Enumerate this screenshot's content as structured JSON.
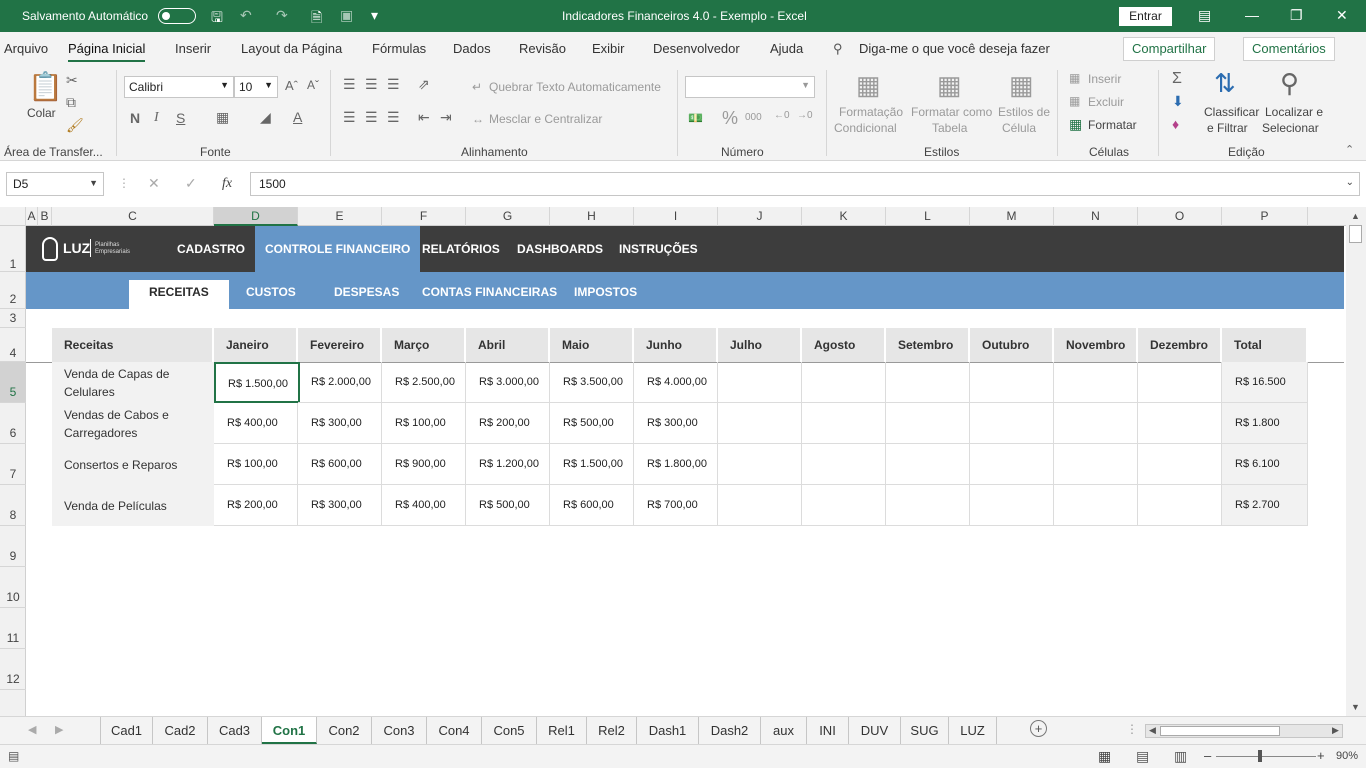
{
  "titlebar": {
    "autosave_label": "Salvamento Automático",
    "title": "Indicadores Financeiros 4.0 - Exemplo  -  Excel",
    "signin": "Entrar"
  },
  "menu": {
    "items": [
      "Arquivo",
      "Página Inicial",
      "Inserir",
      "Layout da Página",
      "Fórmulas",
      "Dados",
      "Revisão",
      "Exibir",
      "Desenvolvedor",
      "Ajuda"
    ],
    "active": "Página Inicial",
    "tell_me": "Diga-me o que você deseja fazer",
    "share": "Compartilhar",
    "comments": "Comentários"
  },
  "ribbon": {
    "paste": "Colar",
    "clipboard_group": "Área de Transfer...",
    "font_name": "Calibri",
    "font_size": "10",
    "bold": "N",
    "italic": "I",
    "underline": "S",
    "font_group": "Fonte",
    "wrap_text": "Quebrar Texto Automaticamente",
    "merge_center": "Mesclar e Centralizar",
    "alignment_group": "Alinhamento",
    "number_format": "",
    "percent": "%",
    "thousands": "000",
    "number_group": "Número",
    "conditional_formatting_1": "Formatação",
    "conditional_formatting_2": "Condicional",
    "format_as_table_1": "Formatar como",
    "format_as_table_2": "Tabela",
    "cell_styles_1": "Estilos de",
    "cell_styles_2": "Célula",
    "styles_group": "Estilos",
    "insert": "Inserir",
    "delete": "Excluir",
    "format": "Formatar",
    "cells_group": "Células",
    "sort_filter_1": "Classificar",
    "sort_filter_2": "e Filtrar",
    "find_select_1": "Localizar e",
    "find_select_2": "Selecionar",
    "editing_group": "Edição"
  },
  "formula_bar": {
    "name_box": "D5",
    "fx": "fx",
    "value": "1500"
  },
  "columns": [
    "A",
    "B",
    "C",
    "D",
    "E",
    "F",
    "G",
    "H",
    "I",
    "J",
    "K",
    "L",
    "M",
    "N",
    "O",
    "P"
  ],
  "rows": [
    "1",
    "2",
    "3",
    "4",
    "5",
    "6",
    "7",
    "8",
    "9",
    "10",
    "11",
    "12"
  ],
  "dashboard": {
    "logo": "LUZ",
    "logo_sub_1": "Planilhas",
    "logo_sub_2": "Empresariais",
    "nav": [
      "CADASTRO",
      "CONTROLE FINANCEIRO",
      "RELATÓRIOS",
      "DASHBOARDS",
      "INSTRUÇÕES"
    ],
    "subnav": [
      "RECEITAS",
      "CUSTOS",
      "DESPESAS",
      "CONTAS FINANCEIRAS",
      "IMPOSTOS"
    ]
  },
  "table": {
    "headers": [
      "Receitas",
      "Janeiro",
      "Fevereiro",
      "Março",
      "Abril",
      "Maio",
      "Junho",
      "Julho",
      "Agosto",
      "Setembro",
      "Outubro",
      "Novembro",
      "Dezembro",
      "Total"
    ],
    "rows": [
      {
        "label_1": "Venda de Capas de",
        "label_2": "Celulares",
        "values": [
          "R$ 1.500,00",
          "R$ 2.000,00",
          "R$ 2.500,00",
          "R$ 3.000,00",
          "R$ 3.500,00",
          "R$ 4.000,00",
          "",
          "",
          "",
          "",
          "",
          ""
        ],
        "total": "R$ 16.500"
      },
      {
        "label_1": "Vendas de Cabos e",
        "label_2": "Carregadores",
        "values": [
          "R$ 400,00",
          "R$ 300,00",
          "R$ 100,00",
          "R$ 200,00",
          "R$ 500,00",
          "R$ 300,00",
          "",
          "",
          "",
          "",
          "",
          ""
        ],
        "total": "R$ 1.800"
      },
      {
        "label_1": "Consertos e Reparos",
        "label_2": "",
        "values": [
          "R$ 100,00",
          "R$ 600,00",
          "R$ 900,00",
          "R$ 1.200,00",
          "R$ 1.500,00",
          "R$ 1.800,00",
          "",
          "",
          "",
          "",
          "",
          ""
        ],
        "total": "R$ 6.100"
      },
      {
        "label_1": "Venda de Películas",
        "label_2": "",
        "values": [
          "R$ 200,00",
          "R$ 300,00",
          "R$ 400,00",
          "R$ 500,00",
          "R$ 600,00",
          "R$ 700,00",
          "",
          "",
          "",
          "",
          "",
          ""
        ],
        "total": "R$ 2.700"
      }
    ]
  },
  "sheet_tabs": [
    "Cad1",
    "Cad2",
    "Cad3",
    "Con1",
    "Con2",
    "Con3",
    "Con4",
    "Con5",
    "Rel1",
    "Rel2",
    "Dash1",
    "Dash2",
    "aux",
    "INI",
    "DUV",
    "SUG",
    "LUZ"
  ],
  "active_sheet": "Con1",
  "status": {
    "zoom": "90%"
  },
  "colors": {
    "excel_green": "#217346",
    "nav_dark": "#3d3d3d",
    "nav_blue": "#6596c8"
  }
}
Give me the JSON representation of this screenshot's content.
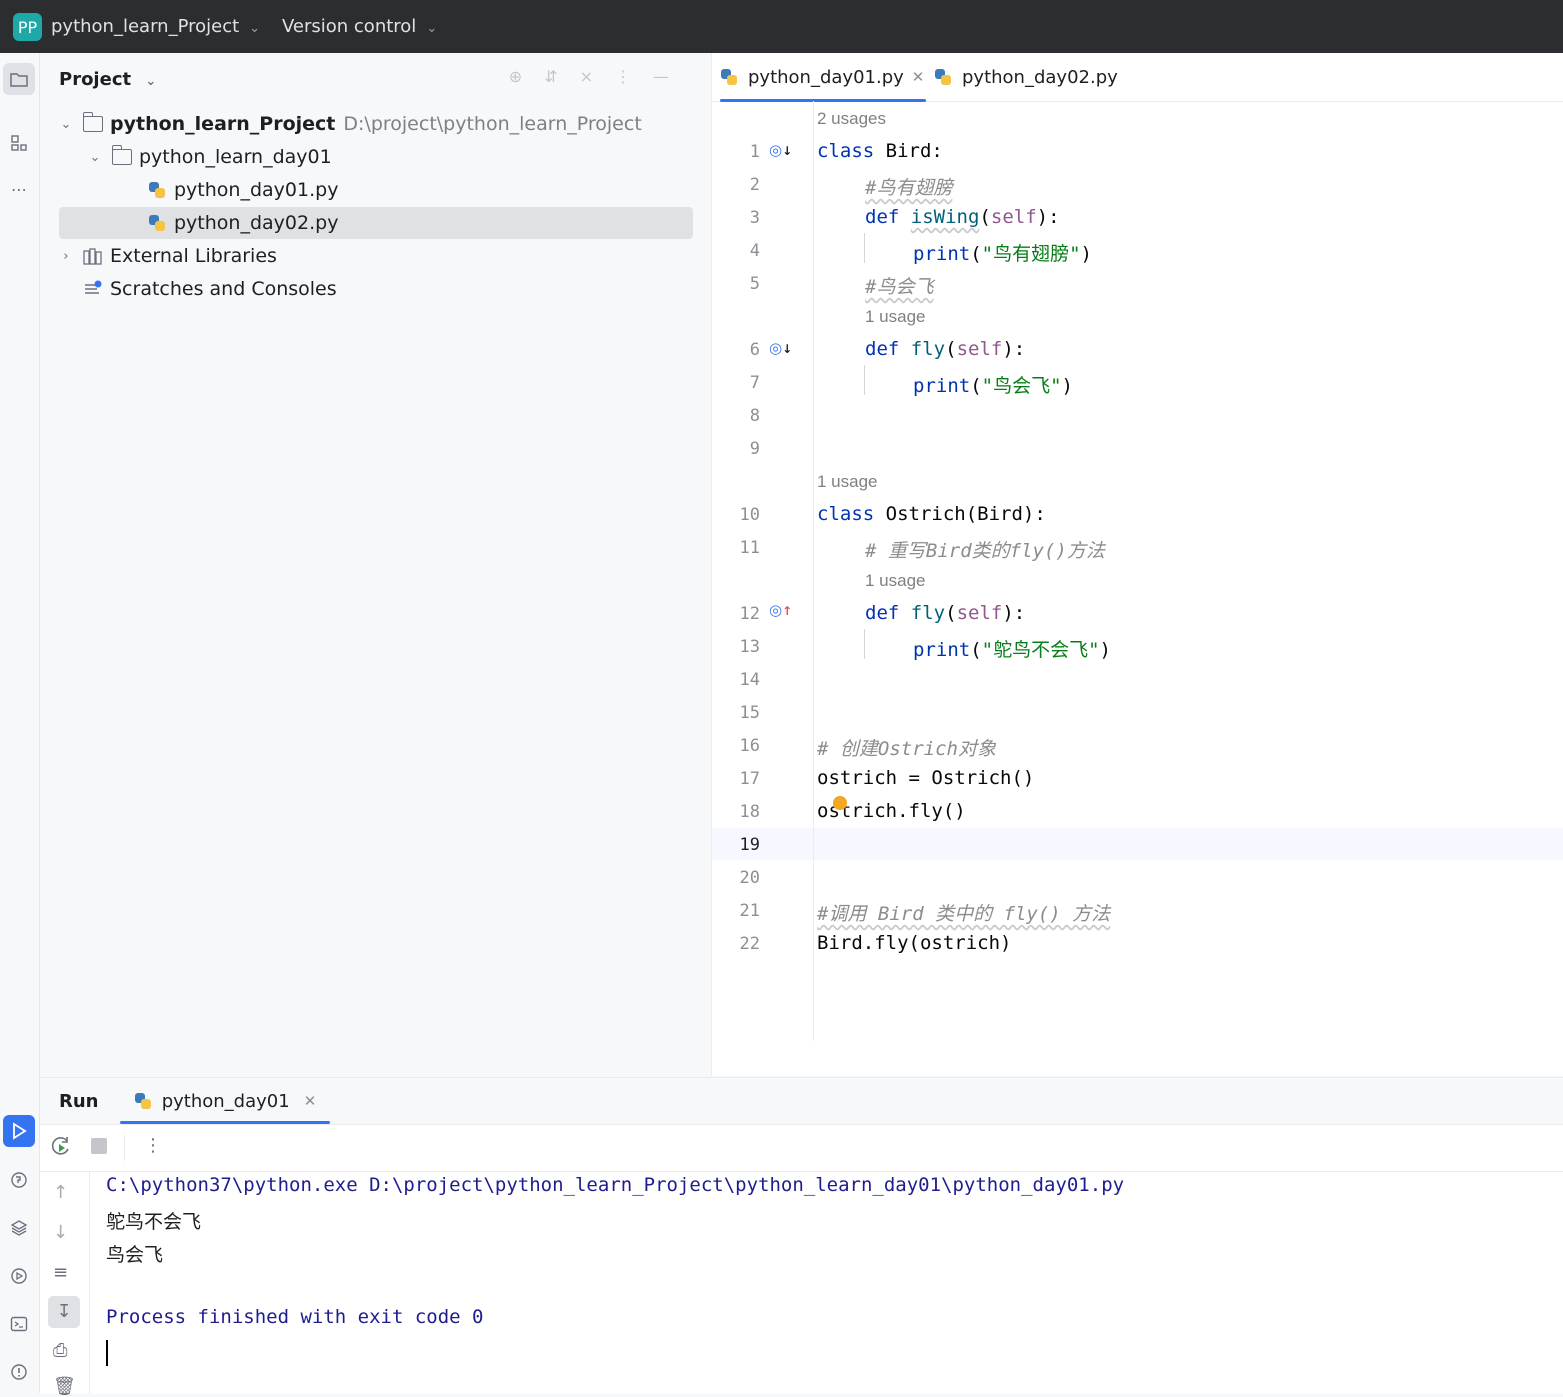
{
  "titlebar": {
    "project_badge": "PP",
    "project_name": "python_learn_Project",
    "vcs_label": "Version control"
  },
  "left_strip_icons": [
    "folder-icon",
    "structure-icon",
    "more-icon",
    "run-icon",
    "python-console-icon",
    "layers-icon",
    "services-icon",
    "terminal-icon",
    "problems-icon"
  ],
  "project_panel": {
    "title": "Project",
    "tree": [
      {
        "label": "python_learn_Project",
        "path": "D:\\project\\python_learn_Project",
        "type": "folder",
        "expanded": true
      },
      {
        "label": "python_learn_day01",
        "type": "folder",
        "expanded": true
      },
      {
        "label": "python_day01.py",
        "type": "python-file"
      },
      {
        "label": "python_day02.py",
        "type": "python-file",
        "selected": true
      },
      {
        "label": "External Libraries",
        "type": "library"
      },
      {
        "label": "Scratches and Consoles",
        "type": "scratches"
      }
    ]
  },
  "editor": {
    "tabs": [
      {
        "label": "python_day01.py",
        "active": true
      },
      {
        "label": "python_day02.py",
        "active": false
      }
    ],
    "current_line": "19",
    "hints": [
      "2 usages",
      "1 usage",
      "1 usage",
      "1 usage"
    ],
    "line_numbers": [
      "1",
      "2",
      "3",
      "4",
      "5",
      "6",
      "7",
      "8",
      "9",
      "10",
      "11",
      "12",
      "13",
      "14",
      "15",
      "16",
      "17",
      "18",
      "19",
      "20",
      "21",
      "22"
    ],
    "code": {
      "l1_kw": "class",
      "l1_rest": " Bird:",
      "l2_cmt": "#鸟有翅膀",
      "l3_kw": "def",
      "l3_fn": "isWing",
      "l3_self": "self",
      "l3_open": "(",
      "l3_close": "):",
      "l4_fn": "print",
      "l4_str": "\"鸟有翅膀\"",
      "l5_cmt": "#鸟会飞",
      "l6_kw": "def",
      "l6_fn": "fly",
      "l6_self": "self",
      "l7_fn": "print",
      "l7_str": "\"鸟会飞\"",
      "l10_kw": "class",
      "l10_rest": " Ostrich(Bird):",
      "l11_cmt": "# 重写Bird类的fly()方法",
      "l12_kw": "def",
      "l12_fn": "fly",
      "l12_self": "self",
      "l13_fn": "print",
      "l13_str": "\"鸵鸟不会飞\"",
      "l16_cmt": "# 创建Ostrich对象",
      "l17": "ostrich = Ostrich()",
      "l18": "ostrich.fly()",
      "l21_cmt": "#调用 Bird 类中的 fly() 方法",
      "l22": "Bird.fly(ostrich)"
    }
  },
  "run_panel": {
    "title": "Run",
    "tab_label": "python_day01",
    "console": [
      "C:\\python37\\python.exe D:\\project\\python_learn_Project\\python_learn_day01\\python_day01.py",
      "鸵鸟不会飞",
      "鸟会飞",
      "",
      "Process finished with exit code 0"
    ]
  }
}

-- -- --

*Task description:* Print the records word for word and exclude any picture they hold.

*Solution:*
Enumerate this screenshot's content as structured JSON.
{
  "titlebar": {
    "autosave_label": "Salvamento Automático",
    "title": "Indicadores Financeiros 4.0 - Exemplo  -  Excel",
    "signin": "Entrar"
  },
  "menu": {
    "items": [
      "Arquivo",
      "Página Inicial",
      "Inserir",
      "Layout da Página",
      "Fórmulas",
      "Dados",
      "Revisão",
      "Exibir",
      "Desenvolvedor",
      "Ajuda"
    ],
    "active": "Página Inicial",
    "tell_me": "Diga-me o que você deseja fazer",
    "share": "Compartilhar",
    "comments": "Comentários"
  },
  "ribbon": {
    "paste": "Colar",
    "clipboard_group": "Área de Transfer...",
    "font_name": "Calibri",
    "font_size": "10",
    "bold": "N",
    "italic": "I",
    "underline": "S",
    "font_group": "Fonte",
    "wrap_text": "Quebrar Texto Automaticamente",
    "merge_center": "Mesclar e Centralizar",
    "alignment_group": "Alinhamento",
    "number_format": "",
    "percent": "%",
    "thousands": "000",
    "number_group": "Número",
    "conditional_formatting_1": "Formatação",
    "conditional_formatting_2": "Condicional",
    "format_as_table_1": "Formatar como",
    "format_as_table_2": "Tabela",
    "cell_styles_1": "Estilos de",
    "cell_styles_2": "Célula",
    "styles_group": "Estilos",
    "insert": "Inserir",
    "delete": "Excluir",
    "format": "Formatar",
    "cells_group": "Células",
    "sort_filter_1": "Classificar",
    "sort_filter_2": "e Filtrar",
    "find_select_1": "Localizar e",
    "find_select_2": "Selecionar",
    "editing_group": "Edição"
  },
  "formula_bar": {
    "name_box": "D5",
    "fx": "fx",
    "value": "1500"
  },
  "columns": [
    "A",
    "B",
    "C",
    "D",
    "E",
    "F",
    "G",
    "H",
    "I",
    "J",
    "K",
    "L",
    "M",
    "N",
    "O",
    "P"
  ],
  "rows": [
    "1",
    "2",
    "3",
    "4",
    "5",
    "6",
    "7",
    "8",
    "9",
    "10",
    "11",
    "12"
  ],
  "dashboard": {
    "logo": "LUZ",
    "logo_sub_1": "Planilhas",
    "logo_sub_2": "Empresariais",
    "nav": [
      "CADASTRO",
      "CONTROLE FINANCEIRO",
      "RELATÓRIOS",
      "DASHBOARDS",
      "INSTRUÇÕES"
    ],
    "subnav": [
      "RECEITAS",
      "CUSTOS",
      "DESPESAS",
      "CONTAS FINANCEIRAS",
      "IMPOSTOS"
    ]
  },
  "table": {
    "headers": [
      "Receitas",
      "Janeiro",
      "Fevereiro",
      "Março",
      "Abril",
      "Maio",
      "Junho",
      "Julho",
      "Agosto",
      "Setembro",
      "Outubro",
      "Novembro",
      "Dezembro",
      "Total"
    ],
    "rows": [
      {
        "label_1": "Venda de Capas de",
        "label_2": "Celulares",
        "values": [
          "R$ 1.500,00",
          "R$ 2.000,00",
          "R$ 2.500,00",
          "R$ 3.000,00",
          "R$ 3.500,00",
          "R$ 4.000,00",
          "",
          "",
          "",
          "",
          "",
          ""
        ],
        "total": "R$ 16.500"
      },
      {
        "label_1": "Vendas de Cabos e",
        "label_2": "Carregadores",
        "values": [
          "R$ 400,00",
          "R$ 300,00",
          "R$ 100,00",
          "R$ 200,00",
          "R$ 500,00",
          "R$ 300,00",
          "",
          "",
          "",
          "",
          "",
          ""
        ],
        "total": "R$ 1.800"
      },
      {
        "label_1": "Consertos e Reparos",
        "label_2": "",
        "values": [
          "R$ 100,00",
          "R$ 600,00",
          "R$ 900,00",
          "R$ 1.200,00",
          "R$ 1.500,00",
          "R$ 1.800,00",
          "",
          "",
          "",
          "",
          "",
          ""
        ],
        "total": "R$ 6.100"
      },
      {
        "label_1": "Venda de Películas",
        "label_2": "",
        "values": [
          "R$ 200,00",
          "R$ 300,00",
          "R$ 400,00",
          "R$ 500,00",
          "R$ 600,00",
          "R$ 700,00",
          "",
          "",
          "",
          "",
          "",
          ""
        ],
        "total": "R$ 2.700"
      }
    ]
  },
  "sheet_tabs": [
    "Cad1",
    "Cad2",
    "Cad3",
    "Con1",
    "Con2",
    "Con3",
    "Con4",
    "Con5",
    "Rel1",
    "Rel2",
    "Dash1",
    "Dash2",
    "aux",
    "INI",
    "DUV",
    "SUG",
    "LUZ"
  ],
  "active_sheet": "Con1",
  "status": {
    "zoom": "90%"
  },
  "colors": {
    "excel_green": "#217346",
    "nav_dark": "#3d3d3d",
    "nav_blue": "#6596c8"
  }
}
Give me the JSON representation of this screenshot's content.
{
  "titlebar": {
    "project_badge": "PP",
    "project_name": "python_learn_Project",
    "vcs_label": "Version control"
  },
  "left_strip_icons": [
    "folder-icon",
    "structure-icon",
    "more-icon",
    "run-icon",
    "python-console-icon",
    "layers-icon",
    "services-icon",
    "terminal-icon",
    "problems-icon"
  ],
  "project_panel": {
    "title": "Project",
    "tree": [
      {
        "label": "python_learn_Project",
        "path": "D:\\project\\python_learn_Project",
        "type": "folder",
        "expanded": true
      },
      {
        "label": "python_learn_day01",
        "type": "folder",
        "expanded": true
      },
      {
        "label": "python_day01.py",
        "type": "python-file"
      },
      {
        "label": "python_day02.py",
        "type": "python-file",
        "selected": true
      },
      {
        "label": "External Libraries",
        "type": "library"
      },
      {
        "label": "Scratches and Consoles",
        "type": "scratches"
      }
    ]
  },
  "editor": {
    "tabs": [
      {
        "label": "python_day01.py",
        "active": true
      },
      {
        "label": "python_day02.py",
        "active": false
      }
    ],
    "current_line": "19",
    "hints": [
      "2 usages",
      "1 usage",
      "1 usage",
      "1 usage"
    ],
    "line_numbers": [
      "1",
      "2",
      "3",
      "4",
      "5",
      "6",
      "7",
      "8",
      "9",
      "10",
      "11",
      "12",
      "13",
      "14",
      "15",
      "16",
      "17",
      "18",
      "19",
      "20",
      "21",
      "22"
    ],
    "code": {
      "l1_kw": "class",
      "l1_rest": " Bird:",
      "l2_cmt": "#鸟有翅膀",
      "l3_kw": "def",
      "l3_fn": "isWing",
      "l3_self": "self",
      "l3_open": "(",
      "l3_close": "):",
      "l4_fn": "print",
      "l4_str": "\"鸟有翅膀\"",
      "l5_cmt": "#鸟会飞",
      "l6_kw": "def",
      "l6_fn": "fly",
      "l6_self": "self",
      "l7_fn": "print",
      "l7_str": "\"鸟会飞\"",
      "l10_kw": "class",
      "l10_rest": " Ostrich(Bird):",
      "l11_cmt": "# 重写Bird类的fly()方法",
      "l12_kw": "def",
      "l12_fn": "fly",
      "l12_self": "self",
      "l13_fn": "print",
      "l13_str": "\"鸵鸟不会飞\"",
      "l16_cmt": "# 创建Ostrich对象",
      "l17": "ostrich = Ostrich()",
      "l18": "ostrich.fly()",
      "l21_cmt": "#调用 Bird 类中的 fly() 方法",
      "l22": "Bird.fly(ostrich)"
    }
  },
  "run_panel": {
    "title": "Run",
    "tab_label": "python_day01",
    "console": [
      "C:\\python37\\python.exe D:\\project\\python_learn_Project\\python_learn_day01\\python_day01.py",
      "鸵鸟不会飞",
      "鸟会飞",
      "",
      "Process finished with exit code 0"
    ]
  }
}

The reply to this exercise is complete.